Saldi al bacio: partita la stagione teoricamente degli affari nei negozi. Si spende 230 euro a famiglia

Il caldo torrido e le partenze per le vacanze non hanno fermato l’esercito dello shopping: sono iniziati alla saldi estivi in Emilia-Romagna. E anche i negozi del centro di Reggio così come i centri commerciali sono stati visitati da un fiume di potenziali clienti a caccia dell’occasione. Si stima che le famiglie, in media, spenderanno poco meno di 230 euro negli oltre 11mila punti vendita interessati. Il volume di acquisti è stimato intorno ai 3,5 miliardi di euro.

«I saldi rappresentano ancora un’opportunità di risparmio, soprattutto per chi non è avvezzo all’e-commerce o semplicemente preferisce toccare i prodotti con mano. Affinché l’acquisto sia conveniente, però, è bene seguire alcuni consigli». Lo dice l’Adiconsum – associazione consumatori della Cisl Emilia Centrale – all’apertura delle svendite estive.

«Innanzitutto ricordiamo che sull’articolo in saldo deve essere sempre riportato il prezzo d’origine non scontato, la percentuale di sconto applicata e il prezzo finale – afferma la responsabile Adiconsum Emilia Centrale Adele Chiara Cangini – Meglio diffidare, però, dei negozi che propongono sconti elevati (50-60%). Occorre verificare che il prodotto scontato esposto in vetrina sia il medesimo presentato in negozio. Inoltre anche in periodo di saldi è possibile cambiare il prodotto, purché difettoso: non lo si può cambiare, invece, se non piace il colore o il modello. Ricordiamo anche che è possibile pagare con carte di credito o bancomat (se l’esercizio è abilitato), mentre la prova del prodotto resta a discrezione del negoziante». Se il negoziante non vuole cambiare il capo difettoso o non vuole accettare bancomat e carta di credito, asserendo che in periodo di saldi non è tenuto ad accettarli, bisogna segnalare il suo comportamento alla polizia municipale e alla sede territoriale Adiconsum più vicina.

■ ■ ■ ■ ■

**Compito assegnato:**
Rispondi in breve a queste domande sull'articolo dei saldi estivi:
(a) Quanto spenderanno in media le famiglie, secondo la stima?
(b) Quali sconti vengono indicati come motivo per diffidare di un negozio?
(c) A chi bisogna segnalare il negoziante che rifiuta di cambiare un capo difettoso?

[Dati per la comprensione dei documenti]
■ ■ ■ ■ ■

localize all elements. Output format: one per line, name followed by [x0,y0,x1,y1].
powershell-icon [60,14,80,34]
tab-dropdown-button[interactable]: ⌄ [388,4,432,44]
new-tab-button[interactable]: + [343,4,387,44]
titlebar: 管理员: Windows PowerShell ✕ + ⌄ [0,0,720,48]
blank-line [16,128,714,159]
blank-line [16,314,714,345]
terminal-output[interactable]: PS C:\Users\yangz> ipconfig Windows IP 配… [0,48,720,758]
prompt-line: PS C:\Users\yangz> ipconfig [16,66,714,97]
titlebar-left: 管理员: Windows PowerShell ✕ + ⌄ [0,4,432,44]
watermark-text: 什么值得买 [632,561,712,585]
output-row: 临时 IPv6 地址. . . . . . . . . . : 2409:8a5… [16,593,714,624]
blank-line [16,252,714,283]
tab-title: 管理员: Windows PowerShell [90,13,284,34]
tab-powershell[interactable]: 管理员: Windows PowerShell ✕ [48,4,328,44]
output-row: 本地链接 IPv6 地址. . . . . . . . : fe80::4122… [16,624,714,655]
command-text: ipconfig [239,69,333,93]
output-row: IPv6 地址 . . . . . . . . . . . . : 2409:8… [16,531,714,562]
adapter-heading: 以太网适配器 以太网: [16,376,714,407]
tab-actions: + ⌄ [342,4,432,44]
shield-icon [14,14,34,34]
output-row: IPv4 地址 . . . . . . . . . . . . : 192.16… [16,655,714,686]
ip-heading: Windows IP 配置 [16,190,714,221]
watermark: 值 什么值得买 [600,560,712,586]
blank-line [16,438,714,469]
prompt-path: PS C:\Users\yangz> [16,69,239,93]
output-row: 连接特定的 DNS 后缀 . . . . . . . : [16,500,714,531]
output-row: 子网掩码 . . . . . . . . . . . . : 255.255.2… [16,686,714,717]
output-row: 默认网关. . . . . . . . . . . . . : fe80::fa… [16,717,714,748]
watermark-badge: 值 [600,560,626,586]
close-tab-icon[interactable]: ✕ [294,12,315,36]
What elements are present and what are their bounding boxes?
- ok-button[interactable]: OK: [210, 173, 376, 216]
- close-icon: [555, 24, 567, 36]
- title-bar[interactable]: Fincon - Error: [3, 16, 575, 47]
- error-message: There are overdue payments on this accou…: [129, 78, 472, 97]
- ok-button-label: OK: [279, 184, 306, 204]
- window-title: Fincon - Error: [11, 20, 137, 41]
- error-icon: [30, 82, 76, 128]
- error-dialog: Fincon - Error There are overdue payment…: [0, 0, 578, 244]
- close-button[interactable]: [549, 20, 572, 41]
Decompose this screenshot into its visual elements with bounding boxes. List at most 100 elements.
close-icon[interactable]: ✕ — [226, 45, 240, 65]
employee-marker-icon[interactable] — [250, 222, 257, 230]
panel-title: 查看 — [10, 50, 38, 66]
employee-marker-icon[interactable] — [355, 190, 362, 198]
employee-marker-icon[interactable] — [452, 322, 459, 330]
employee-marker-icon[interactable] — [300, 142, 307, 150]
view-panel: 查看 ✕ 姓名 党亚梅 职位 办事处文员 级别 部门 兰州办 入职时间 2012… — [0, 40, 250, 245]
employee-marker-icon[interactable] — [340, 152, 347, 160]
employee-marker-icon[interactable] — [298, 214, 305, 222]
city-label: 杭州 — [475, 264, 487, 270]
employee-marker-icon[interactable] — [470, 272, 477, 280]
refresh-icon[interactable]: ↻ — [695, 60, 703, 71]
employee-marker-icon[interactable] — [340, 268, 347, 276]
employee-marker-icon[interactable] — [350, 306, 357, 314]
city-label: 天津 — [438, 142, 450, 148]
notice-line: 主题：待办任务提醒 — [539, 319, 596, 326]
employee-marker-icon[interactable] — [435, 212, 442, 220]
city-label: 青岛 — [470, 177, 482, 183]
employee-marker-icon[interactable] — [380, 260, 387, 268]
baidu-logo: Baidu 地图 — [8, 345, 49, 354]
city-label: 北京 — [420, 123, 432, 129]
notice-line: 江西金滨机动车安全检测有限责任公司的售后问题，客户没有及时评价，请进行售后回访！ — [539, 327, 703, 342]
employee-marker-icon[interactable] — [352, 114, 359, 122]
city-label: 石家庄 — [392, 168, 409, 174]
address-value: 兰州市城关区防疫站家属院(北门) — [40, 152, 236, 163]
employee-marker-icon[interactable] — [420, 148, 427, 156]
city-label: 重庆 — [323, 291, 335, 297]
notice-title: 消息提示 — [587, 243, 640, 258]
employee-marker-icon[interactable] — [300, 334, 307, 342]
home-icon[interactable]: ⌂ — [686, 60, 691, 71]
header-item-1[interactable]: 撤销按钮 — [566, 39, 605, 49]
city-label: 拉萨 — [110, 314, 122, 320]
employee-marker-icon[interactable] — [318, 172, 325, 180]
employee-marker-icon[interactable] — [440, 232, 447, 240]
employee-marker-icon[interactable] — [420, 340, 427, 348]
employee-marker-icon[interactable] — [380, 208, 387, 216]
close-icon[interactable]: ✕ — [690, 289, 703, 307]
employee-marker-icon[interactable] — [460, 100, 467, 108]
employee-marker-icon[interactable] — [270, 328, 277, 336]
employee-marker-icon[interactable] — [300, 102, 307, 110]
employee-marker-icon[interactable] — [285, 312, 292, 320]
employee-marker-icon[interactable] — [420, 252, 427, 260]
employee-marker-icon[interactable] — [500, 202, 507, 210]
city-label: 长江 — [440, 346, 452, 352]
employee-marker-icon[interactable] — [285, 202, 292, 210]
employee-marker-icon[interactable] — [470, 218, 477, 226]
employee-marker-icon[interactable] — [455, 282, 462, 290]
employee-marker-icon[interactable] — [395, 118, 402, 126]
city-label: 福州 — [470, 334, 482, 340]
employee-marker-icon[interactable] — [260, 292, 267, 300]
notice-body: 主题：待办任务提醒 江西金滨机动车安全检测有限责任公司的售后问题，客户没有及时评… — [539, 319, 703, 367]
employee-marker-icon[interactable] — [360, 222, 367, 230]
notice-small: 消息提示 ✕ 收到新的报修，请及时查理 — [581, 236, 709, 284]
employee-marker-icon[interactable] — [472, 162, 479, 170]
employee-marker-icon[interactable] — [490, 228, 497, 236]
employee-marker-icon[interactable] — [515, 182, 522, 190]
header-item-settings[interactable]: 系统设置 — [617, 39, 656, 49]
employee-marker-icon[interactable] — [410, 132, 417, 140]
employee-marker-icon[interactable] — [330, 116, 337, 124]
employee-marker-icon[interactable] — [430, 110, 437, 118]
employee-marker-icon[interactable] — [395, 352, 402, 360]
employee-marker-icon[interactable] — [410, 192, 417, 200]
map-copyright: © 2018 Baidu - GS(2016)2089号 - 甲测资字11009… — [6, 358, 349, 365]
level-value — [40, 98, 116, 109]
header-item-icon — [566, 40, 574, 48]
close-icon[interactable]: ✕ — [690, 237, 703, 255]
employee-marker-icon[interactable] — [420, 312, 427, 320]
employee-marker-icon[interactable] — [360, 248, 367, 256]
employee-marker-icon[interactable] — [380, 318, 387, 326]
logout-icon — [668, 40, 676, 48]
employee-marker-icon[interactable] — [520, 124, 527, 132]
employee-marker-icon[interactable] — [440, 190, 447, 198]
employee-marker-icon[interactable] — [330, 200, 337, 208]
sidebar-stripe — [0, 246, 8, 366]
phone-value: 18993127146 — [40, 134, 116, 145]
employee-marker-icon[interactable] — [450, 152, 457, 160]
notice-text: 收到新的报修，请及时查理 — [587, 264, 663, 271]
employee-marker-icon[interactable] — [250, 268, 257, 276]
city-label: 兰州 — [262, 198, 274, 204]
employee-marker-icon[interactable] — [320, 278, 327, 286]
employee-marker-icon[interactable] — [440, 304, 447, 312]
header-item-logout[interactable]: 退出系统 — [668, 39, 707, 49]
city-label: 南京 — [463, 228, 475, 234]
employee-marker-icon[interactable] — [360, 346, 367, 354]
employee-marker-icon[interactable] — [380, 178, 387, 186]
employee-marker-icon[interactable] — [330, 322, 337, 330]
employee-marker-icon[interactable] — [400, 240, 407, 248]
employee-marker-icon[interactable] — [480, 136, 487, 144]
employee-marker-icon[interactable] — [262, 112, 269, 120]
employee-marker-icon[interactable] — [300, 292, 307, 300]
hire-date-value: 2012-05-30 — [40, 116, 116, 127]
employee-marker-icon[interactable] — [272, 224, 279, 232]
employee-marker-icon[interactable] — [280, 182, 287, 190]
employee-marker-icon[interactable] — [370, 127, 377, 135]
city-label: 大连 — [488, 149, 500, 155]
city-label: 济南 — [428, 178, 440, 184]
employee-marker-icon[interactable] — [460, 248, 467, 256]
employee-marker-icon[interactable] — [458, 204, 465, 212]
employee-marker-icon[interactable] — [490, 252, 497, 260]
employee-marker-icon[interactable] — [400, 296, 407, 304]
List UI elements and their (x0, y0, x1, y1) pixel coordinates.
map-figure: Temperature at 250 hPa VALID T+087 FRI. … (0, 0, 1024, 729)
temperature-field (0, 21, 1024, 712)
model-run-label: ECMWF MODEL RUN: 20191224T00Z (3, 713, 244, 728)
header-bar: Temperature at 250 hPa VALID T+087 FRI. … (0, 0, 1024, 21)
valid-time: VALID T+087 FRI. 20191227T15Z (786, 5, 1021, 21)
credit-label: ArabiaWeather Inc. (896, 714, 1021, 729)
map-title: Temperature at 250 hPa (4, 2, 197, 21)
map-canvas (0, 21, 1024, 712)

■ ■ ■ ■ ■

**Risultato dell'esercizio:**
(a) Poco meno di 230 euro.
(b) Gli sconti elevati, del 50-60%.
(c) Alla polizia municipale e alla sede territoriale Adiconsum più vicina.